AUFGABE 1 => Welche Schreibutensilien liegen laut dem Textauszug auf dem Tisch im Café?

TEXTAUSZUG =>

Vorrede
„Das Wetter ist schuld.“
Ist doch klar, oder? Das Wetter ist schuld daran, dass ich keinen neuen Text für die BlockpostTM geschrieben habe.

„Blödsinn! Du bist nur zu faul!“, brülle ich mich mental selbser an.
Ja, „selbser“. Hab mich vertippt, fand’s witzig und lasse es deshalb so.
Und es stimmt ja auch nicht wirklich. Zu faul bin ich nicht, nur zu…
…t r ä g e.
Ich habe (k)eine Ahnung, was mir die Synapsen lähmt und mich vom Schreiben abhält.
Während ich hier sitze und zumindest versuche, etwas Widerstand gegen die mich ergreifende Lethargie zu mounten, werde ich mir der Sinnlosigkeit dieses Unterfangens bewusst. Und da ich nicht in Versuchung geraten möchte, Roger Willemsens großartige Erklärungen für Misserfolg zu kopieren…
Kopiere ich einfach mich! Oder besser einen Text von mir. Ganz klassisch mit Strg+C und dann Einfügen mit Strg+V.

Der Text, den es heute zu lesen gibt, ist schon etwas älter und inzwischen Teil eines Kleinkunstprogramms mit dem treffenden Titel KEIN[SZENEN]PLAN. Und da das zurzeit ja nicht vor Publikum gespielt werden kann und eventuell 1 bis fümmf Leser*innen auch sonst Schwierigkeiten hätten, sich das hier anzuschauen…
Nun ja, genug der Vorrede.
Doch bevor es losgeht, hier noch eine Lese-/Hörhinweis:
An zwei Stellen ist ein Musikstück eingfügt.
Für höchsten BlockpostTM-Genuss bitte an den entsprechenden Stellen das Musikstück abspielen und weiterlesen.
Vielen Dank.
[der_tisch]
Donnerstag…
Die konkrete Zuordnung des Tages zu einem Namen erfordert eine erstaunliche Anstrengung meines Geistes.

Der Tisch inmitten der Filiale einer Caféhauskette ist gerade groß genug, um eine Tasse und meine Schreibutensilien, ein Notizbuch und einen Bleistift mit integriertem Radiergummi zu beherbergen. Ja, Sie ahnen es, ich bin zum Schreiben hierhergekommen.
Er, der Tisch, wackelt als wollte er sich mit einer „Mir-geht-es-auch-nicht-so-gut“-Geste meine Sympathie erkaufen.
Vielleicht hat es einen Grund, dass es der einzige freie Tisch im gesamten Café ist, bis ich an ihm Platz nehme. Zwei achtlos zurückgelassene Tassen und ein Trinkbecher zeugen vom hastigen Aufbruch ihrer Benutzer. Wer sie waren, worüber sie redeten, der Tisch hüllt sich in Schweigen.
Seit Tagen spreche auch ich mit niemandem. Nicht, weil ich mich Gesprächen verweigern würde, es finden einfach keine statt. Vermutlich, weil ich niemanden treffe, der sich mit mir unterhalten möchte.
Nun bin ich nicht unbedingt als jemand bekannt, der stets und ständig Gesellschaft bräuchte, ganz im Gegenteil. Und es ist auch nicht das erste Mal, dass ich einige Tage nur mit mir zu tun hatte.

BEREITGESTELLTES MATERIAL =>
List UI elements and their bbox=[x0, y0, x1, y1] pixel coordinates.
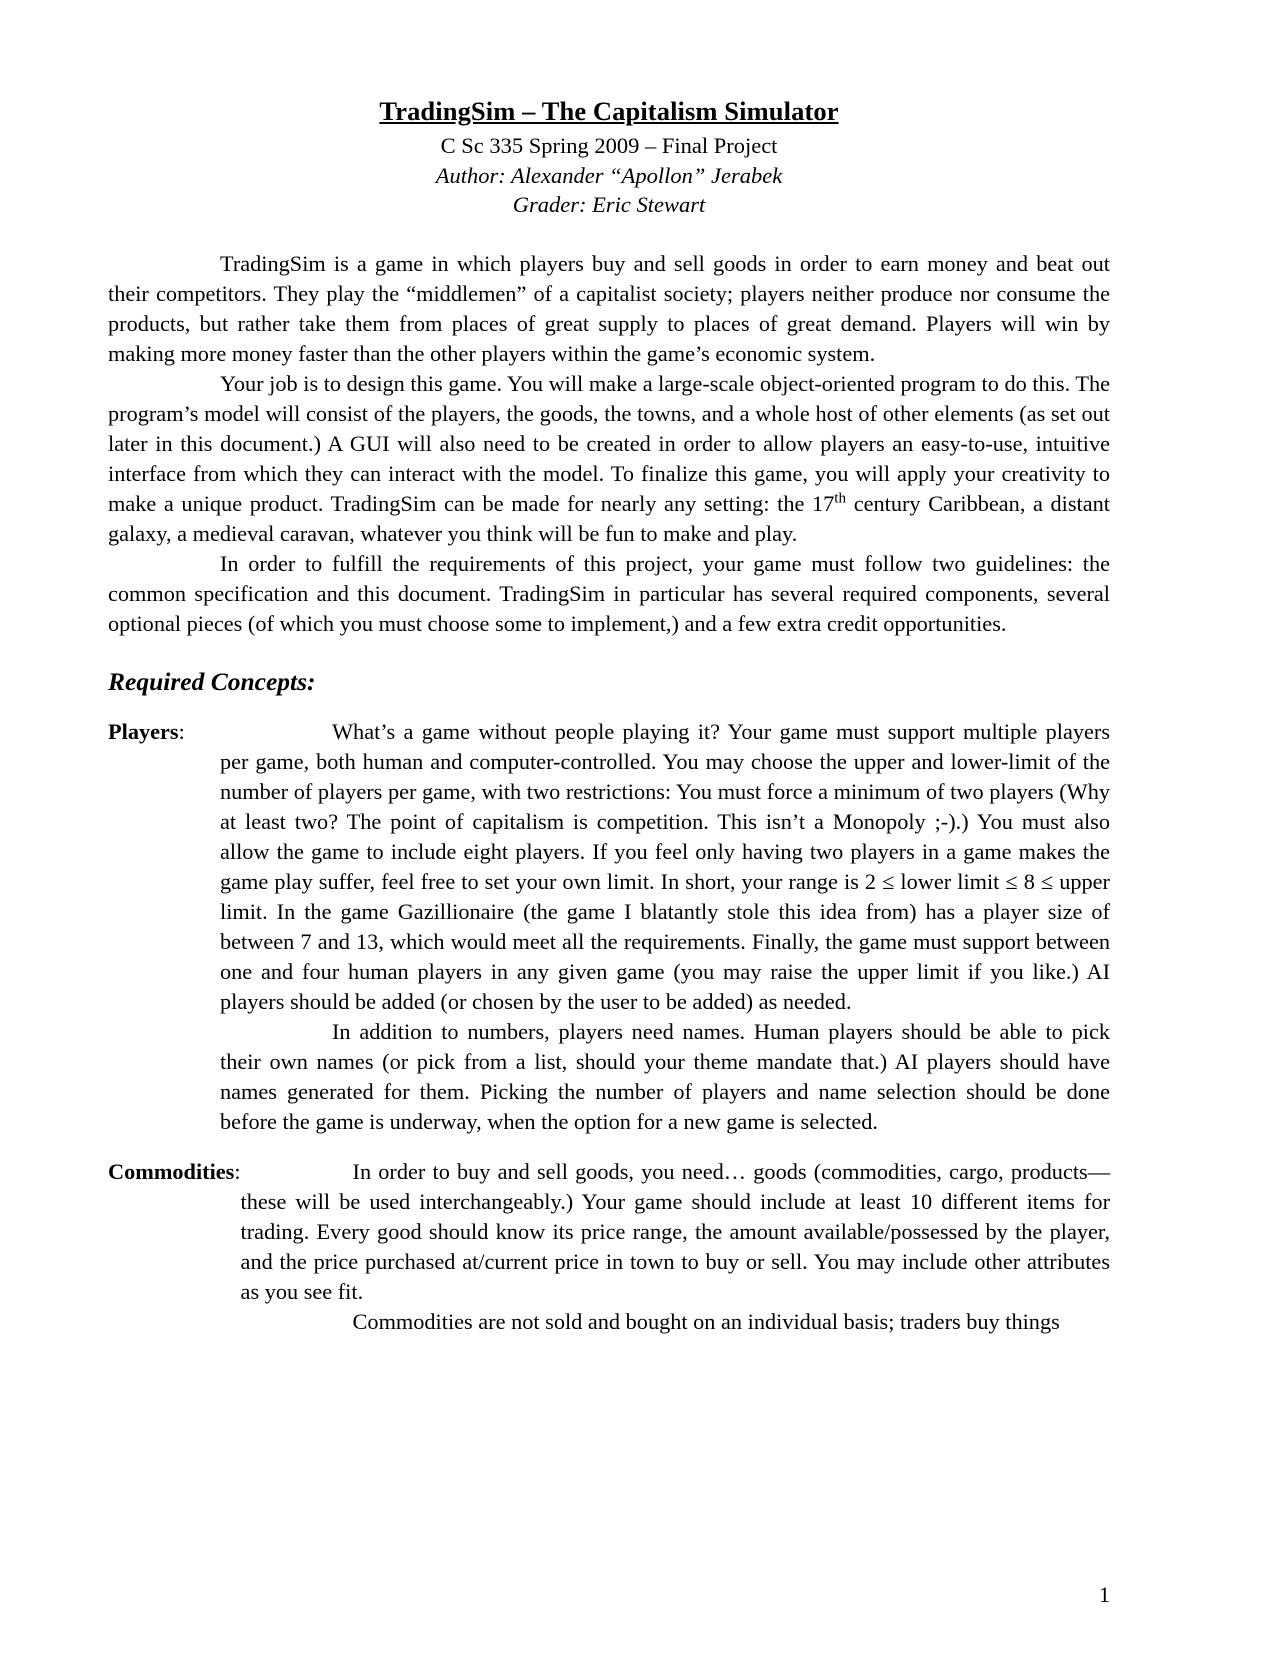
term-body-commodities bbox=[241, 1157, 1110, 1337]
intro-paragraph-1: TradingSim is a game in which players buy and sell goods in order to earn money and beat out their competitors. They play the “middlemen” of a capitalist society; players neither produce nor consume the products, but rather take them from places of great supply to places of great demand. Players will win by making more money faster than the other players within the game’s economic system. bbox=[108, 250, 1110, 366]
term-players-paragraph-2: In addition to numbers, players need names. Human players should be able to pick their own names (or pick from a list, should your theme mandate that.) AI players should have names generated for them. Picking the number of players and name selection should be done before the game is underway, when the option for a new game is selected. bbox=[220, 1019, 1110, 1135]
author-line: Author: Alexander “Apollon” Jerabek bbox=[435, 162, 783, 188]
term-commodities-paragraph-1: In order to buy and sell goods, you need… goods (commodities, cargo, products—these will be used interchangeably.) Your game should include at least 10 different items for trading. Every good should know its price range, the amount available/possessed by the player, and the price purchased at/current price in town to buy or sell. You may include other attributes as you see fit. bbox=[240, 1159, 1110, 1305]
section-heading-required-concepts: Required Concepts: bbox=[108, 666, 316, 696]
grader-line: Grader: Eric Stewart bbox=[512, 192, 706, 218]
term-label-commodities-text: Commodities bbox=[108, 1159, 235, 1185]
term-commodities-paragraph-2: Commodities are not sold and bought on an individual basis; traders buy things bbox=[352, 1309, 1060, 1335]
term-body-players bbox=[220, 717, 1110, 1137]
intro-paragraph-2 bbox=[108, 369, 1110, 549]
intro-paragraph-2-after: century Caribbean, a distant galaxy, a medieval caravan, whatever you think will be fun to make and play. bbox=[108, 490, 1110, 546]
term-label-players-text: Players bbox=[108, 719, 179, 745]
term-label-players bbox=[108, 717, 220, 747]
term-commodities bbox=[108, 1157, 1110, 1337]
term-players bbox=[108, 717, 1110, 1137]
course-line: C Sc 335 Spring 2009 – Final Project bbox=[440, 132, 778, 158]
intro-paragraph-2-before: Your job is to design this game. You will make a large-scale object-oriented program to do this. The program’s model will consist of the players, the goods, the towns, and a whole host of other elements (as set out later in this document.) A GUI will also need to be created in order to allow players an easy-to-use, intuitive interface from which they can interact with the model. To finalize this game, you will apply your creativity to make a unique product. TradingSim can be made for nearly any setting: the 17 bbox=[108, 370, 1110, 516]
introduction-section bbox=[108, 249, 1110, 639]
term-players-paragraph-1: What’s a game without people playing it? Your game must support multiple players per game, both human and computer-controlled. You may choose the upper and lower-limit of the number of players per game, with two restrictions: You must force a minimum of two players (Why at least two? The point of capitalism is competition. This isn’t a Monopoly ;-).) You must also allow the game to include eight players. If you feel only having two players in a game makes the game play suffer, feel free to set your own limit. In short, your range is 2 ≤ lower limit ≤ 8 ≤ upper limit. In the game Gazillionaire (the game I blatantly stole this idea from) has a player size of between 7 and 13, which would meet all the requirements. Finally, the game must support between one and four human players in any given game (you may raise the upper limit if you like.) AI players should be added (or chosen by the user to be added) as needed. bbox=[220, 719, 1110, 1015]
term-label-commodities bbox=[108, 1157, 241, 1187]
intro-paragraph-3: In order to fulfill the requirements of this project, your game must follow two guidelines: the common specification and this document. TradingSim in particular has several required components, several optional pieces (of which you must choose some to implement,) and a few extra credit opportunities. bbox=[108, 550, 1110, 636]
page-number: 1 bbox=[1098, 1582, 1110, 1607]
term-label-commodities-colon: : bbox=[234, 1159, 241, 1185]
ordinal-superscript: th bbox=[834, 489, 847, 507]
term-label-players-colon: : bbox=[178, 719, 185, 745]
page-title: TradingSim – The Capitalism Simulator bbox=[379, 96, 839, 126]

AUFGABE 2 => Schreiben Sie aus den Datensätzen die Zeilen von der Zeile mit „term-body-commodities bbox=[241, 1157, 1110, 1337]“ bis zur Zeile mit „intro-paragraph-1: TradingSim is“ einschließlich beider unverändert ab.

VOLLSTÄNDIGE ANTWORT 1 => Ein Notizbuch und ein Bleistift mit integriertem Radiergummi.

VOLLSTÄNDIGE ANTWORT 2 =>
term-body-commodities bbox=[241, 1157, 1110, 1337]
intro-paragraph-1: TradingSim is a game in which players buy and sell goods in order to earn money and beat out their competitors. They play the “middlemen” of a capitalist society; players neither produce nor consume the products, but rather take them from places of great supply to places of great demand. Players will win by making more money faster than the other players within the game’s economic system. bbox=[108, 250, 1110, 366]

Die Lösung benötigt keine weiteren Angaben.